→ What is needed
From the entries that follow, pick out all lines holding "mimi".

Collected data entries

──────────

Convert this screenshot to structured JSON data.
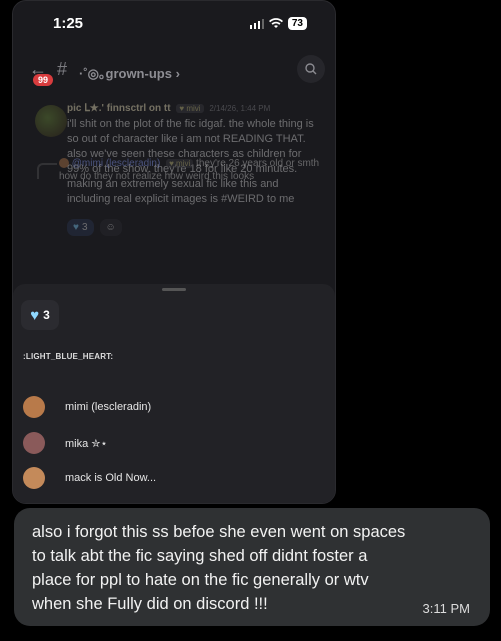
{
  "status": {
    "time": "1:25",
    "battery": "73"
  },
  "header": {
    "back_badge": "99",
    "channel": "·˚◎｡grown-ups",
    "chevron": "›"
  },
  "message": {
    "author": "pic ᒪ★.' finnsctrl on tt",
    "tag": "mivi",
    "timestamp": "2/14/26, 1:44 PM",
    "lines": [
      "i'll shit on the plot of the fic idgaf. the whole thing is",
      "so out of character like i am not READING THAT.",
      "also we've seen these characters as children for",
      "99% of the show. they're 18 for like 20 minutes.",
      "making an extremely sexual fic like this and",
      "including real explicit images is #WEIRD to me"
    ],
    "reaction_count": "3"
  },
  "reply": {
    "author": "@mimi (lescleradin)",
    "tag": "mivi",
    "text": "they're 26 years old or smth how do they not realize how weird this looks"
  },
  "sheet": {
    "count": "3",
    "emoji_name": ":LIGHT_BLUE_HEART:",
    "users": [
      {
        "name": "mimi (lescleradin)",
        "color": "#b87a4a"
      },
      {
        "name": "mika ✮⋆",
        "color": "#8a5a5a"
      },
      {
        "name": "mack is Old Now...",
        "color": "#c48a5a"
      }
    ]
  },
  "bubble": {
    "lines": [
      "also i forgot this ss befoe she even went on spaces",
      "to talk abt the fic saying shed off didnt foster a",
      "place for ppl to hate on the fic generally or wtv",
      "when she Fully did on discord !!!"
    ],
    "time": "3:11 PM"
  }
}
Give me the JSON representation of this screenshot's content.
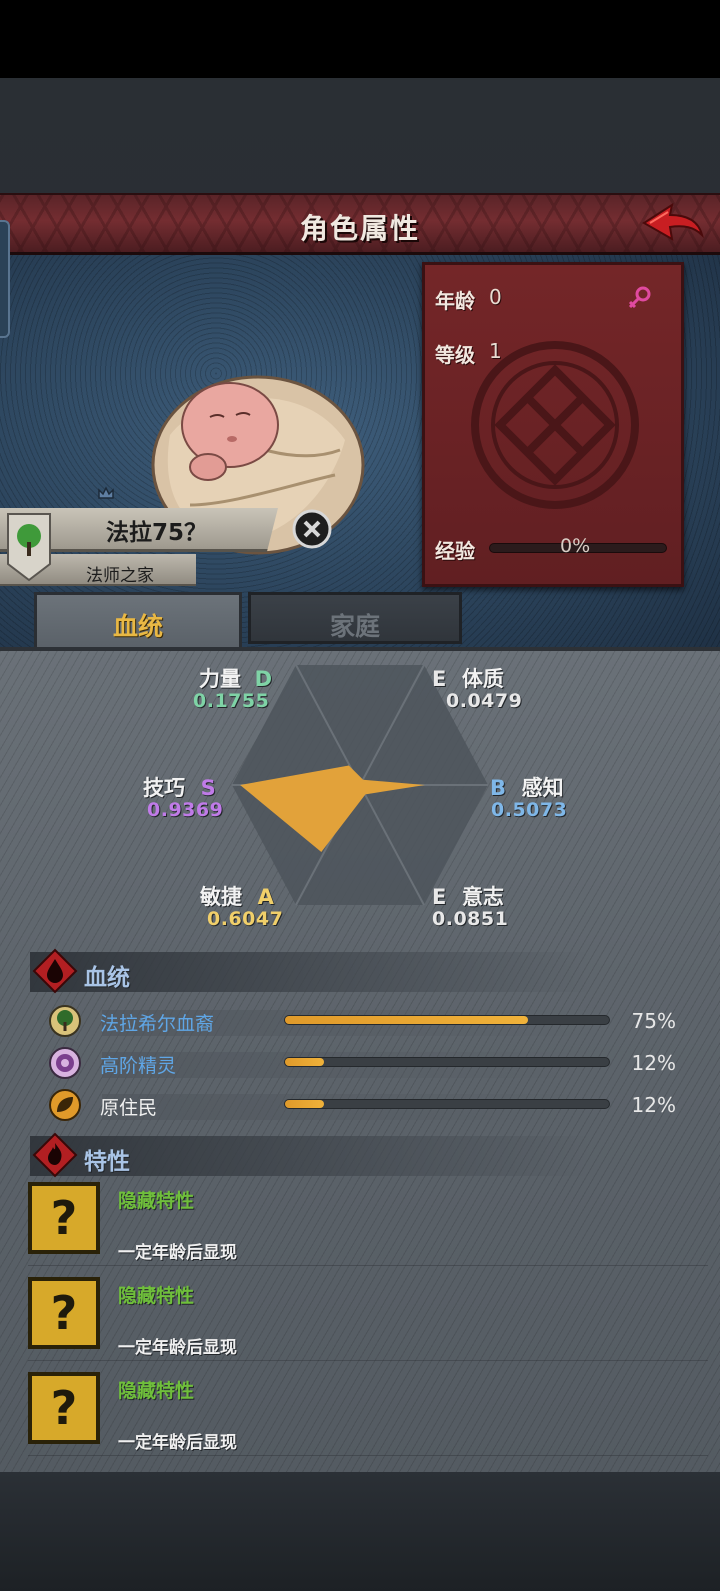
{
  "header": {
    "title": "角色属性"
  },
  "character": {
    "name": "法拉75？",
    "house": "法师之家",
    "age_label": "年龄",
    "age": "0",
    "level_label": "等级",
    "level": "1",
    "exp_label": "经验",
    "exp_pct": "0%",
    "exp_fraction": 0.0
  },
  "tabs": [
    {
      "label": "血统",
      "active": true
    },
    {
      "label": "家庭",
      "active": false
    }
  ],
  "attributes": {
    "strength": {
      "name": "力量",
      "grade": "D",
      "value": "0.1755"
    },
    "constitution": {
      "name": "体质",
      "grade": "E",
      "value": "0.0479"
    },
    "skill": {
      "name": "技巧",
      "grade": "S",
      "value": "0.9369"
    },
    "perception": {
      "name": "感知",
      "grade": "B",
      "value": "0.5073"
    },
    "agility": {
      "name": "敏捷",
      "grade": "A",
      "value": "0.6047"
    },
    "will": {
      "name": "意志",
      "grade": "E",
      "value": "0.0851"
    }
  },
  "bloodline_section": {
    "title": "血统",
    "rows": [
      {
        "label": "法拉希尔血裔",
        "pct": "75%",
        "fraction": 0.75,
        "color": "#5fa6e6",
        "icon": "tree-emblem-icon"
      },
      {
        "label": "高阶精灵",
        "pct": "12%",
        "fraction": 0.12,
        "color": "#5fa6e6",
        "icon": "elf-emblem-icon"
      },
      {
        "label": "原住民",
        "pct": "12%",
        "fraction": 0.12,
        "color": "#f0f0f0",
        "icon": "leaf-emblem-icon"
      }
    ]
  },
  "traits_section": {
    "title": "特性",
    "rows": [
      {
        "name": "隐藏特性",
        "desc": "一定年龄后显现"
      },
      {
        "name": "隐藏特性",
        "desc": "一定年龄后显现"
      },
      {
        "name": "隐藏特性",
        "desc": "一定年龄后显现"
      }
    ]
  },
  "colors": {
    "header_red": "#742d31",
    "grade_green": "#7fd3a6",
    "grade_purple": "#c07be8",
    "grade_blue": "#7fb7e8",
    "grade_yellow": "#f0cf6a",
    "grade_white": "#e8e8e8",
    "radar_fill": "#e2a23a",
    "trait_green": "#6fbf3b"
  }
}
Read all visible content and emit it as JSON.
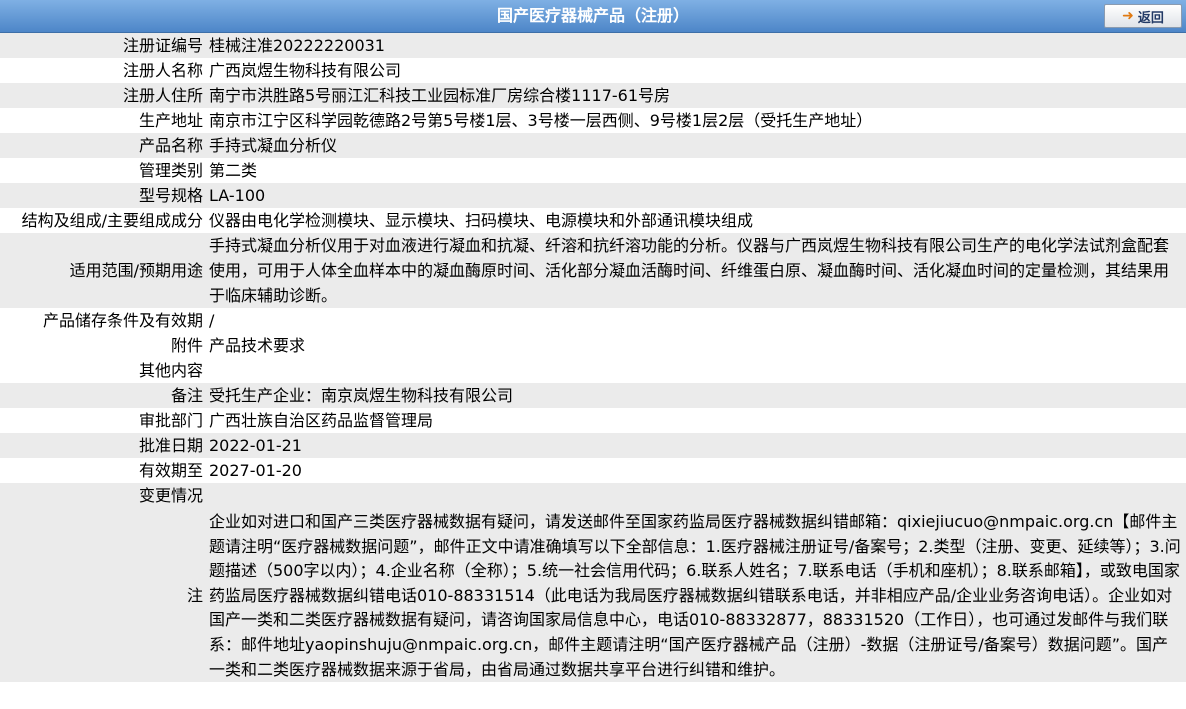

──────────

→ Response below
    "author": "@mimi (lescleradin)",
        "name": "mimi (lescleradin)",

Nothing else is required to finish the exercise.